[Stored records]
## start

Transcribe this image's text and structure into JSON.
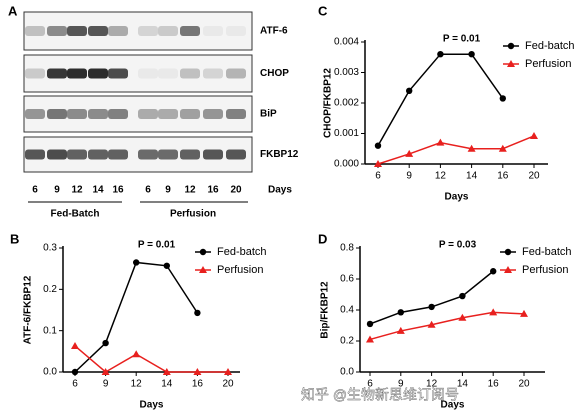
{
  "blot": {
    "panel": "A",
    "rows": [
      "ATF-6",
      "CHOP",
      "BiP",
      "FKBP12"
    ],
    "days_label": "Days",
    "lanes": [
      "6",
      "9",
      "12",
      "14",
      "16",
      "6",
      "9",
      "12",
      "16",
      "20"
    ],
    "groups": [
      "Fed-Batch",
      "Perfusion"
    ]
  },
  "watermark": "知乎 @生物新思维订阅号",
  "chart_data": [
    {
      "type": "line",
      "panel": "B",
      "title": "P = 0.01",
      "x_label": "Days",
      "y_label": "ATF-6/FKBP12",
      "categories": [
        "6",
        "9",
        "12",
        "14",
        "16",
        "20"
      ],
      "legend": "upper right",
      "ylim": [
        0,
        0.3
      ],
      "yticks": [
        {
          "value": 0,
          "label": "0.0"
        },
        0.1,
        0.2,
        0.3
      ],
      "series": [
        {
          "name": "Fed-batch",
          "color": "#000000",
          "marker": "circle",
          "values": [
            0,
            0.07,
            0.265,
            0.257,
            0.143,
            null
          ]
        },
        {
          "name": "Perfusion",
          "color": "#e8201e",
          "marker": "triangle",
          "values": [
            0.063,
            0,
            0.043,
            0,
            0,
            0
          ]
        }
      ]
    },
    {
      "type": "line",
      "panel": "C",
      "title": "P = 0.01",
      "x_label": "Days",
      "y_label": "CHOP/FKBP12",
      "categories": [
        "6",
        "9",
        "12",
        "14",
        "16",
        "20"
      ],
      "legend": "upper right",
      "ylim": [
        0,
        0.004
      ],
      "yticks": [
        {
          "value": 0,
          "label": "0.000"
        },
        0.001,
        0.002,
        0.003,
        0.004
      ],
      "series": [
        {
          "name": "Fed-batch",
          "color": "#000000",
          "marker": "circle",
          "values": [
            0.0006,
            0.0024,
            0.0036,
            0.0036,
            0.00215,
            null
          ]
        },
        {
          "name": "Perfusion",
          "color": "#e8201e",
          "marker": "triangle",
          "values": [
            0,
            0.00033,
            0.0007,
            0.0005,
            0.0005,
            0.00092
          ]
        }
      ]
    },
    {
      "type": "line",
      "panel": "D",
      "title": "P = 0.03",
      "x_label": "Days",
      "y_label": "Bip/FKBP12",
      "categories": [
        "6",
        "9",
        "12",
        "14",
        "16",
        "20"
      ],
      "legend": "upper right",
      "ylim": [
        0,
        0.8
      ],
      "yticks": [
        {
          "value": 0,
          "label": "0.0"
        },
        0.2,
        0.4,
        0.6,
        0.8
      ],
      "series": [
        {
          "name": "Fed-batch",
          "color": "#000000",
          "marker": "circle",
          "values": [
            0.31,
            0.385,
            0.42,
            0.49,
            0.65,
            null
          ]
        },
        {
          "name": "Perfusion",
          "color": "#e8201e",
          "marker": "triangle",
          "values": [
            0.21,
            0.265,
            0.305,
            0.35,
            0.385,
            0.375
          ]
        }
      ]
    }
  ]
}
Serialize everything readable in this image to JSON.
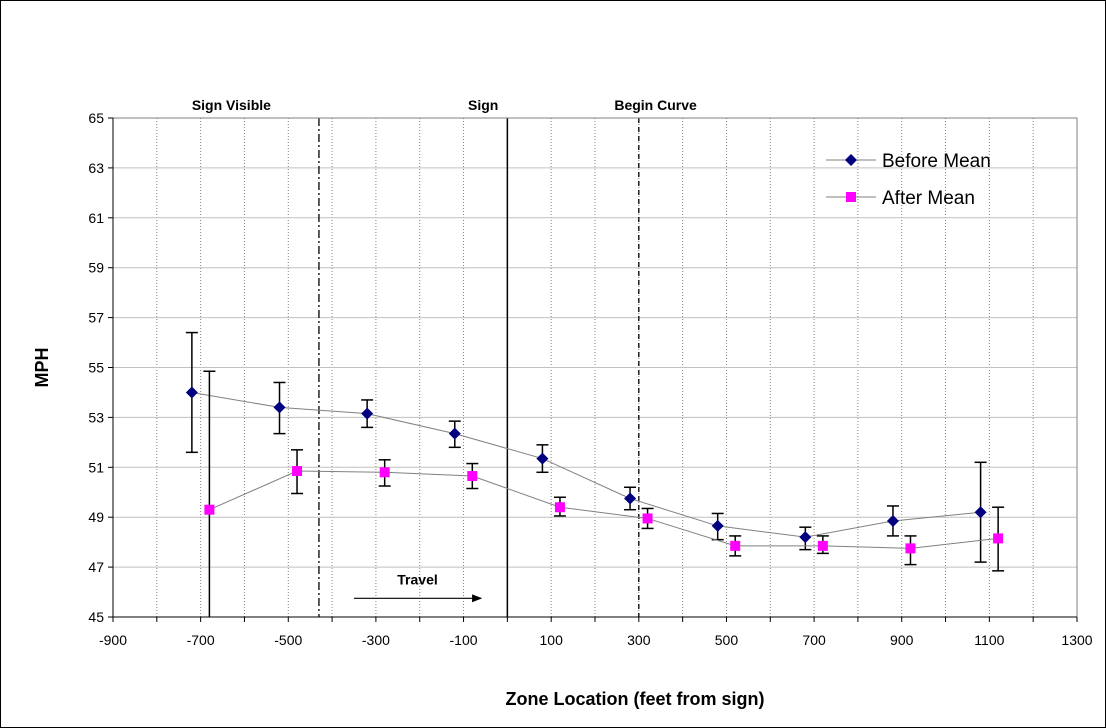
{
  "chart_data": {
    "type": "line",
    "xlabel": "Zone Location (feet from sign)",
    "ylabel": "MPH",
    "xlim": [
      -900,
      1300
    ],
    "ylim": [
      45,
      65
    ],
    "xticks": [
      -900,
      -700,
      -500,
      -300,
      -100,
      100,
      300,
      500,
      700,
      900,
      1100,
      1300
    ],
    "yticks": [
      45,
      47,
      49,
      51,
      53,
      55,
      57,
      59,
      61,
      63,
      65
    ],
    "grid": "vertical dotted every 100 ft, horizontal at each y tick",
    "legend": "top-right",
    "series": [
      {
        "name": "Before Mean",
        "color": "#000080",
        "marker": "diamond",
        "x": [
          -720,
          -520,
          -320,
          -120,
          80,
          280,
          480,
          680,
          880,
          1080
        ],
        "values": [
          54.0,
          53.4,
          53.15,
          52.35,
          51.35,
          49.75,
          48.65,
          48.2,
          48.85,
          49.2
        ],
        "error_low": [
          51.6,
          52.35,
          52.6,
          51.8,
          50.8,
          49.3,
          48.1,
          47.7,
          48.25,
          47.2
        ],
        "error_high": [
          56.4,
          54.4,
          53.7,
          52.85,
          51.9,
          50.2,
          49.15,
          48.6,
          49.45,
          51.2
        ]
      },
      {
        "name": "After Mean",
        "color": "#ff00ff",
        "marker": "square",
        "x": [
          -680,
          -480,
          -280,
          -80,
          120,
          320,
          520,
          720,
          920,
          1120
        ],
        "values": [
          49.3,
          50.85,
          50.8,
          50.65,
          49.4,
          48.95,
          47.85,
          47.85,
          47.75,
          48.15
        ],
        "error_low": [
          45,
          49.95,
          50.25,
          50.15,
          49.05,
          48.55,
          47.45,
          47.55,
          47.1,
          46.85
        ],
        "error_high": [
          54.85,
          51.7,
          51.3,
          51.15,
          49.8,
          49.35,
          48.25,
          48.25,
          48.25,
          49.4
        ]
      }
    ],
    "annotations": [
      {
        "text": "Sign Visible",
        "x": -430,
        "line_style": "dashdot"
      },
      {
        "text": "Sign",
        "x": 0,
        "line_style": "solid"
      },
      {
        "text": "Begin Curve",
        "x": 300,
        "line_style": "dashed"
      }
    ],
    "arrow": {
      "text": "Travel",
      "x_from": -350,
      "x_to": -60,
      "y": 45.75
    }
  }
}
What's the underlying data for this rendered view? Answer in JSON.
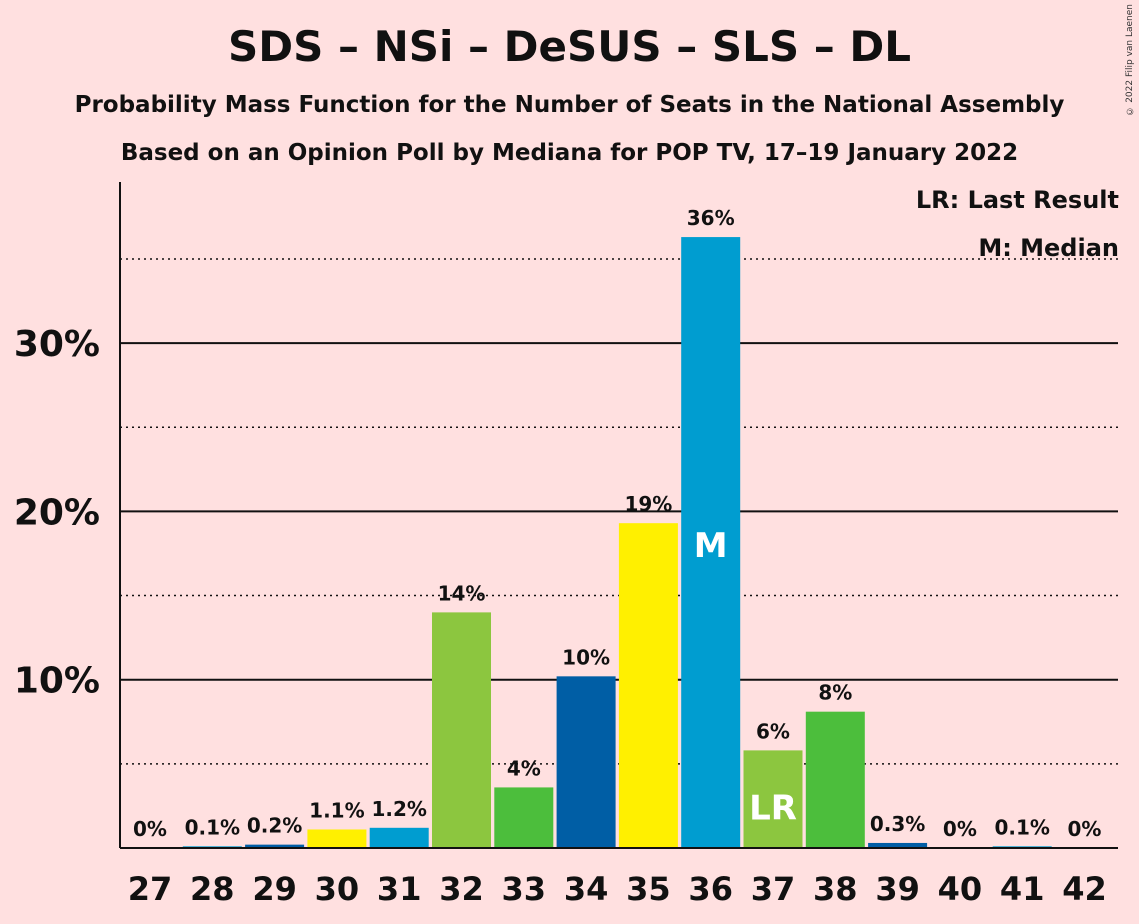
{
  "title": "SDS – NSi – DeSUS – SLS – DL",
  "subtitle_1": "Probability Mass Function for the Number of Seats in the National Assembly",
  "subtitle_2": "Based on an Opinion Poll by Mediana for POP TV, 17–19 January 2022",
  "copyright": "© 2022 Filip van Laenen",
  "legend": {
    "last_result": "LR: Last Result",
    "median": "M: Median"
  },
  "chart_data": {
    "type": "bar",
    "categories": [
      "27",
      "28",
      "29",
      "30",
      "31",
      "32",
      "33",
      "34",
      "35",
      "36",
      "37",
      "38",
      "39",
      "40",
      "41",
      "42"
    ],
    "values": [
      0,
      0.1,
      0.2,
      1.1,
      1.2,
      14,
      3.6,
      10.2,
      19.3,
      36.3,
      5.8,
      8.1,
      0.3,
      0,
      0.1,
      0
    ],
    "data_labels": [
      "0%",
      "0.1%",
      "0.2%",
      "1.1%",
      "1.2%",
      "14%",
      "4%",
      "10%",
      "19%",
      "36%",
      "6%",
      "8%",
      "0.3%",
      "0%",
      "0.1%",
      "0%"
    ],
    "colors": [
      "#009DD0",
      "#009DD0",
      "#005EA5",
      "#FFF000",
      "#009DD0",
      "#8CC63F",
      "#4CBE3C",
      "#005EA5",
      "#FFF000",
      "#009DD0",
      "#8CC63F",
      "#4CBE3C",
      "#005EA5",
      "#009DD0",
      "#009DD0",
      "#009DD0"
    ],
    "ylim": [
      0,
      39.5
    ],
    "y_ticks_major": [
      10,
      20,
      30
    ],
    "y_tick_labels": [
      "10%",
      "20%",
      "30%"
    ],
    "y_ticks_minor": [
      5,
      15,
      25,
      35
    ],
    "bar_markers": {
      "36": "M",
      "37": "LR"
    },
    "xlabel": "",
    "ylabel": ""
  }
}
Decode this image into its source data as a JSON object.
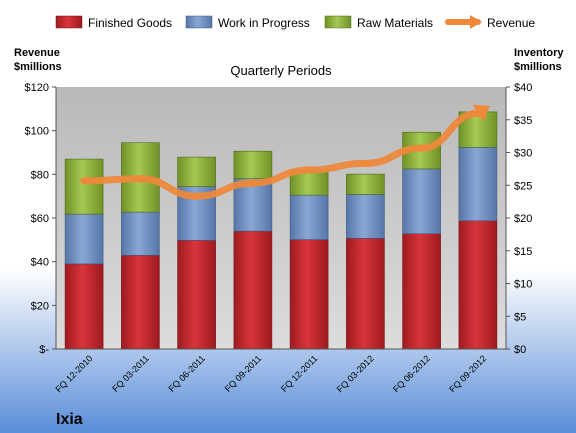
{
  "chart_data": {
    "type": "bar",
    "title": "Quarterly Periods",
    "categories": [
      "FQ 12-2010",
      "FQ 03-2011",
      "FQ 06-2011",
      "FQ 09-2011",
      "FQ 12-2011",
      "FQ 03-2012",
      "FQ 06-2012",
      "FQ 09-2012"
    ],
    "stacked": true,
    "series": [
      {
        "name": "Finished Goods",
        "axis": "right",
        "color": "#c0272d",
        "values": [
          13.0,
          14.3,
          16.6,
          18.0,
          16.7,
          16.9,
          17.6,
          19.6
        ]
      },
      {
        "name": "Work in Progress",
        "axis": "right",
        "color": "#6f8fbf",
        "values": [
          7.6,
          6.6,
          8.2,
          8.0,
          6.8,
          6.7,
          9.9,
          11.2
        ]
      },
      {
        "name": "Raw Materials",
        "axis": "right",
        "color": "#8fb33e",
        "values": [
          8.4,
          10.6,
          4.5,
          4.2,
          3.8,
          3.1,
          5.6,
          5.4
        ]
      }
    ],
    "line_series": {
      "name": "Revenue",
      "axis": "left",
      "color": "#f0883a",
      "values": [
        77,
        78,
        70,
        76,
        82,
        85,
        92,
        108
      ]
    },
    "y_left": {
      "label_line1": "Revenue",
      "label_line2": "$millions",
      "ylim": [
        0,
        120
      ],
      "ticks": [
        0,
        20,
        40,
        60,
        80,
        100,
        120
      ],
      "tick_labels": [
        "$-",
        "$20",
        "$40",
        "$60",
        "$80",
        "$100",
        "$120"
      ]
    },
    "y_right": {
      "label_line1": "Inventory",
      "label_line2": "$millions",
      "ylim": [
        0,
        40
      ],
      "ticks": [
        0,
        5,
        10,
        15,
        20,
        25,
        30,
        35,
        40
      ],
      "tick_labels": [
        "$0",
        "$5",
        "$10",
        "$15",
        "$20",
        "$25",
        "$30",
        "$35",
        "$40"
      ]
    },
    "legend_position": "top",
    "grid": false,
    "colors": {
      "plot_bg": "#c8c8c8",
      "page_top": "#ffffff",
      "page_bottom": "#5a8ed8"
    }
  },
  "brand": "Ixia"
}
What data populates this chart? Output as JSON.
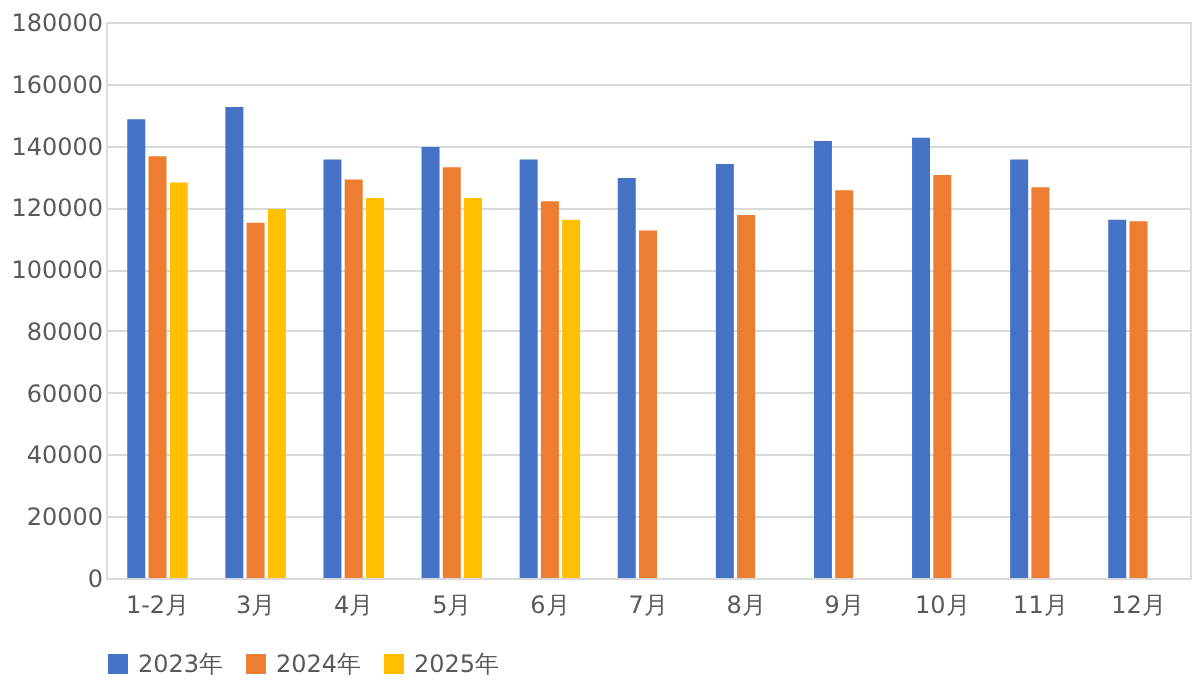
{
  "chart_data": {
    "type": "bar",
    "categories": [
      "1-2月",
      "3月",
      "4月",
      "5月",
      "6月",
      "7月",
      "8月",
      "9月",
      "10月",
      "11月",
      "12月"
    ],
    "series": [
      {
        "name": "2023年",
        "color": "#4472c4",
        "values": [
          148500,
          152500,
          135500,
          139500,
          135500,
          129500,
          134000,
          141500,
          142500,
          135500,
          116000
        ]
      },
      {
        "name": "2024年",
        "color": "#ed7d31",
        "values": [
          136500,
          115000,
          129000,
          133000,
          122000,
          112500,
          117500,
          125500,
          130500,
          126500,
          115500
        ]
      },
      {
        "name": "2025年",
        "color": "#ffc000",
        "values": [
          128000,
          119500,
          123000,
          123000,
          116000,
          null,
          null,
          null,
          null,
          null,
          null
        ]
      }
    ],
    "ylim": [
      0,
      180000
    ],
    "yticks": [
      0,
      20000,
      40000,
      60000,
      80000,
      100000,
      120000,
      140000,
      160000,
      180000
    ],
    "grid": "y",
    "legend": "bottom"
  }
}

## end

- **Given problem**
Copy each line above that contains the word "text".

- **Result**
Transcribe this image's text and structure into JSON.
        "text": "Sign Visible",
        "text": "Sign",
        "text": "Begin Curve",
      "text": "Travel",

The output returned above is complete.